Dataset entries on figures:
+++

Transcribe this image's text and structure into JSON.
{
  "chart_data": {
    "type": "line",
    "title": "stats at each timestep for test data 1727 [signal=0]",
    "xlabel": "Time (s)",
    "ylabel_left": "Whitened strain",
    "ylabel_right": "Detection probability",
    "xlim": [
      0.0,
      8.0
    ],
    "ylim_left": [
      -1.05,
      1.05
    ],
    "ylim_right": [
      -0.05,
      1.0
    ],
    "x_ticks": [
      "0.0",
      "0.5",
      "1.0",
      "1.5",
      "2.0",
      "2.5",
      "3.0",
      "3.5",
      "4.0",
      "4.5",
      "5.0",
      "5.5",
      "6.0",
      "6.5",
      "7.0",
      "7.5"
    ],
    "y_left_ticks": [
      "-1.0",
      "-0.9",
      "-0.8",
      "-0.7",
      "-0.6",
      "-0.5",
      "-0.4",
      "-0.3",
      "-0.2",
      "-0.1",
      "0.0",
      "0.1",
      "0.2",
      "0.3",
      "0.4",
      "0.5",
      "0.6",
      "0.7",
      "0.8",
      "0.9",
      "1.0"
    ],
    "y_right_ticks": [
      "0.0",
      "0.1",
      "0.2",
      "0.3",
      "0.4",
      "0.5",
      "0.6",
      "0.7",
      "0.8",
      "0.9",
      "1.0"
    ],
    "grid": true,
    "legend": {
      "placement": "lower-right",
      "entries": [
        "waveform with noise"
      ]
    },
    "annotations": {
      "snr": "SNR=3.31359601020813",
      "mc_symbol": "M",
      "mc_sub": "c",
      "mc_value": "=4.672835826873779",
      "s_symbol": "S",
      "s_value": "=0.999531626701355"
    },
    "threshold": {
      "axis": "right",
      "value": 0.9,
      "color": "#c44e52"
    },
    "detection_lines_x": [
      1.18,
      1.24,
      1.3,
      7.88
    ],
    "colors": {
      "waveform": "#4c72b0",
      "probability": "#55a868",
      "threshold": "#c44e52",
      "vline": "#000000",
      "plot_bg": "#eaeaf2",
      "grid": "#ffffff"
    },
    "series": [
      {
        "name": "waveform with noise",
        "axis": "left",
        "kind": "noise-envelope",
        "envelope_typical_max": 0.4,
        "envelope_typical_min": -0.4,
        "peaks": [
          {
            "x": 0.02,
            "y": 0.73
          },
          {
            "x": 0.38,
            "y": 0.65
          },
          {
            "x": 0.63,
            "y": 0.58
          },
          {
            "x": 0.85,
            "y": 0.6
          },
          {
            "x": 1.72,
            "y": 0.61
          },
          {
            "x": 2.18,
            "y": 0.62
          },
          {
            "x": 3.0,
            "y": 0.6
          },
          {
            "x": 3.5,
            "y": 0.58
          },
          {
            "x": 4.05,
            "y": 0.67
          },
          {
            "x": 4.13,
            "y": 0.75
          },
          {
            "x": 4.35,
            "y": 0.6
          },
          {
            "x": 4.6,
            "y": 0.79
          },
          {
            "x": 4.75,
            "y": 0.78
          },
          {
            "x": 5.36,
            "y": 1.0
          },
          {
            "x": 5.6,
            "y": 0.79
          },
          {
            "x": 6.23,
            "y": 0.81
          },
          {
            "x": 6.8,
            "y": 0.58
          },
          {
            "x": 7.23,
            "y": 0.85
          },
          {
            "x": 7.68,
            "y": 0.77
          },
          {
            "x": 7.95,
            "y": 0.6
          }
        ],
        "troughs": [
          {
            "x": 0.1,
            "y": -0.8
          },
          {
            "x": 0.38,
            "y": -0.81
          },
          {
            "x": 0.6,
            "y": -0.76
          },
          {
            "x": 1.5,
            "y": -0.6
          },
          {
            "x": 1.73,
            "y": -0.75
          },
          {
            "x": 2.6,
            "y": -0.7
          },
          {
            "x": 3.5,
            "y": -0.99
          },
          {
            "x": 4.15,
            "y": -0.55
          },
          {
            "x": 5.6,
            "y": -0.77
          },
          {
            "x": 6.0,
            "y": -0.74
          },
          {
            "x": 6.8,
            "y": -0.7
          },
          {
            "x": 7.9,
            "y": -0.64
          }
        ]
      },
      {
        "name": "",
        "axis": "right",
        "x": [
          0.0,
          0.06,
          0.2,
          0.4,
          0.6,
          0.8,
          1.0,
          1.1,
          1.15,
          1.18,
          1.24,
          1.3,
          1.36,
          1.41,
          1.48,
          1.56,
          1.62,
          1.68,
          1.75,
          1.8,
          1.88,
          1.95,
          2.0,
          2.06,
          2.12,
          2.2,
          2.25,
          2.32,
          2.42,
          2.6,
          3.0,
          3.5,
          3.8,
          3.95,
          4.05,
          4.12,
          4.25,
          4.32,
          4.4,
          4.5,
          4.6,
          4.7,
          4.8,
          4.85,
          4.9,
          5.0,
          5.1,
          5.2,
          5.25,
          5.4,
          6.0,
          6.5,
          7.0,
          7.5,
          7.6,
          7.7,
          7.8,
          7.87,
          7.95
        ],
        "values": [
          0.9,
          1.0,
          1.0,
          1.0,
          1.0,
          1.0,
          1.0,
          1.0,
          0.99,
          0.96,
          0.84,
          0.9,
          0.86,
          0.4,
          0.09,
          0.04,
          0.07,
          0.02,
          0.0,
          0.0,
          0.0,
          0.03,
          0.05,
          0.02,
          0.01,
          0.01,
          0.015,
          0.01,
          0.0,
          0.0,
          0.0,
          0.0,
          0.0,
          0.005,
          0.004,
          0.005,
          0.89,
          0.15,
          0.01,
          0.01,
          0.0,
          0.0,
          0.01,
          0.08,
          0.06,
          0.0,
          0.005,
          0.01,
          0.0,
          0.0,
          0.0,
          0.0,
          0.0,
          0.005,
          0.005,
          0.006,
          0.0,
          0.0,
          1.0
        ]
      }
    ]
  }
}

+++

◆ **Brief**: Each of the records should be retyped exactly.

◆ **Solution for this task**:
Transcribe this image's text and structure into JSON.
{
  "chart_data": {
    "type": "line",
    "title": "stats at each timestep for test data 1727 [signal=0]",
    "xlabel": "Time (s)",
    "ylabel_left": "Whitened strain",
    "ylabel_right": "Detection probability",
    "xlim": [
      0.0,
      8.0
    ],
    "ylim_left": [
      -1.05,
      1.05
    ],
    "ylim_right": [
      -0.05,
      1.0
    ],
    "x_ticks": [
      "0.0",
      "0.5",
      "1.0",
      "1.5",
      "2.0",
      "2.5",
      "3.0",
      "3.5",
      "4.0",
      "4.5",
      "5.0",
      "5.5",
      "6.0",
      "6.5",
      "7.0",
      "7.5"
    ],
    "y_left_ticks": [
      "-1.0",
      "-0.9",
      "-0.8",
      "-0.7",
      "-0.6",
      "-0.5",
      "-0.4",
      "-0.3",
      "-0.2",
      "-0.1",
      "0.0",
      "0.1",
      "0.2",
      "0.3",
      "0.4",
      "0.5",
      "0.6",
      "0.7",
      "0.8",
      "0.9",
      "1.0"
    ],
    "y_right_ticks": [
      "0.0",
      "0.1",
      "0.2",
      "0.3",
      "0.4",
      "0.5",
      "0.6",
      "0.7",
      "0.8",
      "0.9",
      "1.0"
    ],
    "grid": true,
    "legend": {
      "placement": "lower-right",
      "entries": [
        "waveform with noise"
      ]
    },
    "annotations": {
      "snr": "SNR=3.31359601020813",
      "mc_symbol": "M",
      "mc_sub": "c",
      "mc_value": "=4.672835826873779",
      "s_symbol": "S",
      "s_value": "=0.999531626701355"
    },
    "threshold": {
      "axis": "right",
      "value": 0.9,
      "color": "#c44e52"
    },
    "detection_lines_x": [
      1.18,
      1.24,
      1.3,
      7.88
    ],
    "colors": {
      "waveform": "#4c72b0",
      "probability": "#55a868",
      "threshold": "#c44e52",
      "vline": "#000000",
      "plot_bg": "#eaeaf2",
      "grid": "#ffffff"
    },
    "series": [
      {
        "name": "waveform with noise",
        "axis": "left",
        "kind": "noise-envelope",
        "envelope_typical_max": 0.4,
        "envelope_typical_min": -0.4,
        "peaks": [
          {
            "x": 0.02,
            "y": 0.73
          },
          {
            "x": 0.38,
            "y": 0.65
          },
          {
            "x": 0.63,
            "y": 0.58
          },
          {
            "x": 0.85,
            "y": 0.6
          },
          {
            "x": 1.72,
            "y": 0.61
          },
          {
            "x": 2.18,
            "y": 0.62
          },
          {
            "x": 3.0,
            "y": 0.6
          },
          {
            "x": 3.5,
            "y": 0.58
          },
          {
            "x": 4.05,
            "y": 0.67
          },
          {
            "x": 4.13,
            "y": 0.75
          },
          {
            "x": 4.35,
            "y": 0.6
          },
          {
            "x": 4.6,
            "y": 0.79
          },
          {
            "x": 4.75,
            "y": 0.78
          },
          {
            "x": 5.36,
            "y": 1.0
          },
          {
            "x": 5.6,
            "y": 0.79
          },
          {
            "x": 6.23,
            "y": 0.81
          },
          {
            "x": 6.8,
            "y": 0.58
          },
          {
            "x": 7.23,
            "y": 0.85
          },
          {
            "x": 7.68,
            "y": 0.77
          },
          {
            "x": 7.95,
            "y": 0.6
          }
        ],
        "troughs": [
          {
            "x": 0.1,
            "y": -0.8
          },
          {
            "x": 0.38,
            "y": -0.81
          },
          {
            "x": 0.6,
            "y": -0.76
          },
          {
            "x": 1.5,
            "y": -0.6
          },
          {
            "x": 1.73,
            "y": -0.75
          },
          {
            "x": 2.6,
            "y": -0.7
          },
          {
            "x": 3.5,
            "y": -0.99
          },
          {
            "x": 4.15,
            "y": -0.55
          },
          {
            "x": 5.6,
            "y": -0.77
          },
          {
            "x": 6.0,
            "y": -0.74
          },
          {
            "x": 6.8,
            "y": -0.7
          },
          {
            "x": 7.9,
            "y": -0.64
          }
        ]
      },
      {
        "name": "",
        "axis": "right",
        "x": [
          0.0,
          0.06,
          0.2,
          0.4,
          0.6,
          0.8,
          1.0,
          1.1,
          1.15,
          1.18,
          1.24,
          1.3,
          1.36,
          1.41,
          1.48,
          1.56,
          1.62,
          1.68,
          1.75,
          1.8,
          1.88,
          1.95,
          2.0,
          2.06,
          2.12,
          2.2,
          2.25,
          2.32,
          2.42,
          2.6,
          3.0,
          3.5,
          3.8,
          3.95,
          4.05,
          4.12,
          4.25,
          4.32,
          4.4,
          4.5,
          4.6,
          4.7,
          4.8,
          4.85,
          4.9,
          5.0,
          5.1,
          5.2,
          5.25,
          5.4,
          6.0,
          6.5,
          7.0,
          7.5,
          7.6,
          7.7,
          7.8,
          7.87,
          7.95
        ],
        "values": [
          0.9,
          1.0,
          1.0,
          1.0,
          1.0,
          1.0,
          1.0,
          1.0,
          0.99,
          0.96,
          0.84,
          0.9,
          0.86,
          0.4,
          0.09,
          0.04,
          0.07,
          0.02,
          0.0,
          0.0,
          0.0,
          0.03,
          0.05,
          0.02,
          0.01,
          0.01,
          0.015,
          0.01,
          0.0,
          0.0,
          0.0,
          0.0,
          0.0,
          0.005,
          0.004,
          0.005,
          0.89,
          0.15,
          0.01,
          0.01,
          0.0,
          0.0,
          0.01,
          0.08,
          0.06,
          0.0,
          0.005,
          0.01,
          0.0,
          0.0,
          0.0,
          0.0,
          0.0,
          0.005,
          0.005,
          0.006,
          0.0,
          0.0,
          1.0
        ]
      }
    ]
  }
}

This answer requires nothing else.